═══ Information given

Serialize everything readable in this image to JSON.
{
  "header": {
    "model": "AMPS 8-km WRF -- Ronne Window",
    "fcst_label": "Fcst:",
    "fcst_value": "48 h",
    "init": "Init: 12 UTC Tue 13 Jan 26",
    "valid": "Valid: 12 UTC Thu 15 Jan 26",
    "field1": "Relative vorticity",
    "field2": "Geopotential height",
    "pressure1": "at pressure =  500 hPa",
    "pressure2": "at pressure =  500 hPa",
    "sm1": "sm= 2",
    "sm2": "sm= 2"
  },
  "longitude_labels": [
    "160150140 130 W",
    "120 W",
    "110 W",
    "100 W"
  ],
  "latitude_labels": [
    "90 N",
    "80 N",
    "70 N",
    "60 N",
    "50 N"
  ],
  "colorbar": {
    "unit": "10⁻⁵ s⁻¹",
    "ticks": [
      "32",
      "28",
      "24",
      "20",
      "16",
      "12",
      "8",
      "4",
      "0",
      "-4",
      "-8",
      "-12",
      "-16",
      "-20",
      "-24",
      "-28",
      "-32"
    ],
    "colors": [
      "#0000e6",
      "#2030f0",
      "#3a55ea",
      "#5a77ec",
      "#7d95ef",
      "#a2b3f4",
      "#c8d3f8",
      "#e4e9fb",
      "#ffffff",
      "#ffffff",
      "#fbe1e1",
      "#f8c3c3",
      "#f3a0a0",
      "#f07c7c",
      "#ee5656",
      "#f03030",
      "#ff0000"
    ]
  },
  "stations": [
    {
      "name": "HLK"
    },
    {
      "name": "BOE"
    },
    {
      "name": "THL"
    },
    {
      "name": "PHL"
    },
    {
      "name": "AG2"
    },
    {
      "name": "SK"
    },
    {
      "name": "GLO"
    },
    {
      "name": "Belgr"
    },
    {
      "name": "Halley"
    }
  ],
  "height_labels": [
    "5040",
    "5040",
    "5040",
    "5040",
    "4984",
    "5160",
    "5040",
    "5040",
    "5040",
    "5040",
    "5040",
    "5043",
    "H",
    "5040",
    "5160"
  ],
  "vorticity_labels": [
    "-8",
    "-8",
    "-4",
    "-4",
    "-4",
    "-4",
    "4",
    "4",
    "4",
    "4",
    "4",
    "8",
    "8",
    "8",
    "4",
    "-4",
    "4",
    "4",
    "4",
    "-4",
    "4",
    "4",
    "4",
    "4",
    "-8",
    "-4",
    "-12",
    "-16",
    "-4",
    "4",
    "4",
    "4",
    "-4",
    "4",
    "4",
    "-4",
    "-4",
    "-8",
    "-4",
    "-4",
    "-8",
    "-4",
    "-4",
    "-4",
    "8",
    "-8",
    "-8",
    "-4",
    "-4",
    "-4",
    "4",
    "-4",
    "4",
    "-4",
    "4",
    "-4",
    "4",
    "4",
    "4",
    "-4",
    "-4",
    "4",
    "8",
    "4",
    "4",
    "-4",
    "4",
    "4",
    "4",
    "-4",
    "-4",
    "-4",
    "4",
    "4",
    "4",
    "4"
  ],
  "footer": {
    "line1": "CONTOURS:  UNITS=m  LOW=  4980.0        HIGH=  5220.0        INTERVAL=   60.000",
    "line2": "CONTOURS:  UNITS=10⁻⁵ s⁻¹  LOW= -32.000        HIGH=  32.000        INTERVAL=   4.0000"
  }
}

══════

**To do**
Write out the full listing, keeping every line exactly as it is.

**Response for this exercise**
Serialize everything readable in this image to JSON.
{
  "header": {
    "model": "AMPS 8-km WRF -- Ronne Window",
    "fcst_label": "Fcst:",
    "fcst_value": "48 h",
    "init": "Init: 12 UTC Tue 13 Jan 26",
    "valid": "Valid: 12 UTC Thu 15 Jan 26",
    "field1": "Relative vorticity",
    "field2": "Geopotential height",
    "pressure1": "at pressure =  500 hPa",
    "pressure2": "at pressure =  500 hPa",
    "sm1": "sm= 2",
    "sm2": "sm= 2"
  },
  "longitude_labels": [
    "160150140 130 W",
    "120 W",
    "110 W",
    "100 W"
  ],
  "latitude_labels": [
    "90 N",
    "80 N",
    "70 N",
    "60 N",
    "50 N"
  ],
  "colorbar": {
    "unit": "10⁻⁵ s⁻¹",
    "ticks": [
      "32",
      "28",
      "24",
      "20",
      "16",
      "12",
      "8",
      "4",
      "0",
      "-4",
      "-8",
      "-12",
      "-16",
      "-20",
      "-24",
      "-28",
      "-32"
    ],
    "colors": [
      "#0000e6",
      "#2030f0",
      "#3a55ea",
      "#5a77ec",
      "#7d95ef",
      "#a2b3f4",
      "#c8d3f8",
      "#e4e9fb",
      "#ffffff",
      "#ffffff",
      "#fbe1e1",
      "#f8c3c3",
      "#f3a0a0",
      "#f07c7c",
      "#ee5656",
      "#f03030",
      "#ff0000"
    ]
  },
  "stations": [
    {
      "name": "HLK"
    },
    {
      "name": "BOE"
    },
    {
      "name": "THL"
    },
    {
      "name": "PHL"
    },
    {
      "name": "AG2"
    },
    {
      "name": "SK"
    },
    {
      "name": "GLO"
    },
    {
      "name": "Belgr"
    },
    {
      "name": "Halley"
    }
  ],
  "height_labels": [
    "5040",
    "5040",
    "5040",
    "5040",
    "4984",
    "5160",
    "5040",
    "5040",
    "5040",
    "5040",
    "5040",
    "5043",
    "H",
    "5040",
    "5160"
  ],
  "vorticity_labels": [
    "-8",
    "-8",
    "-4",
    "-4",
    "-4",
    "-4",
    "4",
    "4",
    "4",
    "4",
    "4",
    "8",
    "8",
    "8",
    "4",
    "-4",
    "4",
    "4",
    "4",
    "-4",
    "4",
    "4",
    "4",
    "4",
    "-8",
    "-4",
    "-12",
    "-16",
    "-4",
    "4",
    "4",
    "4",
    "-4",
    "4",
    "4",
    "-4",
    "-4",
    "-8",
    "-4",
    "-4",
    "-8",
    "-4",
    "-4",
    "-4",
    "8",
    "-8",
    "-8",
    "-4",
    "-4",
    "-4",
    "4",
    "-4",
    "4",
    "-4",
    "4",
    "-4",
    "4",
    "4",
    "4",
    "-4",
    "-4",
    "4",
    "8",
    "4",
    "4",
    "-4",
    "4",
    "4",
    "4",
    "-4",
    "-4",
    "-4",
    "4",
    "4",
    "4",
    "4"
  ],
  "footer": {
    "line1": "CONTOURS:  UNITS=m  LOW=  4980.0        HIGH=  5220.0        INTERVAL=   60.000",
    "line2": "CONTOURS:  UNITS=10⁻⁵ s⁻¹  LOW= -32.000        HIGH=  32.000        INTERVAL=   4.0000"
  }
}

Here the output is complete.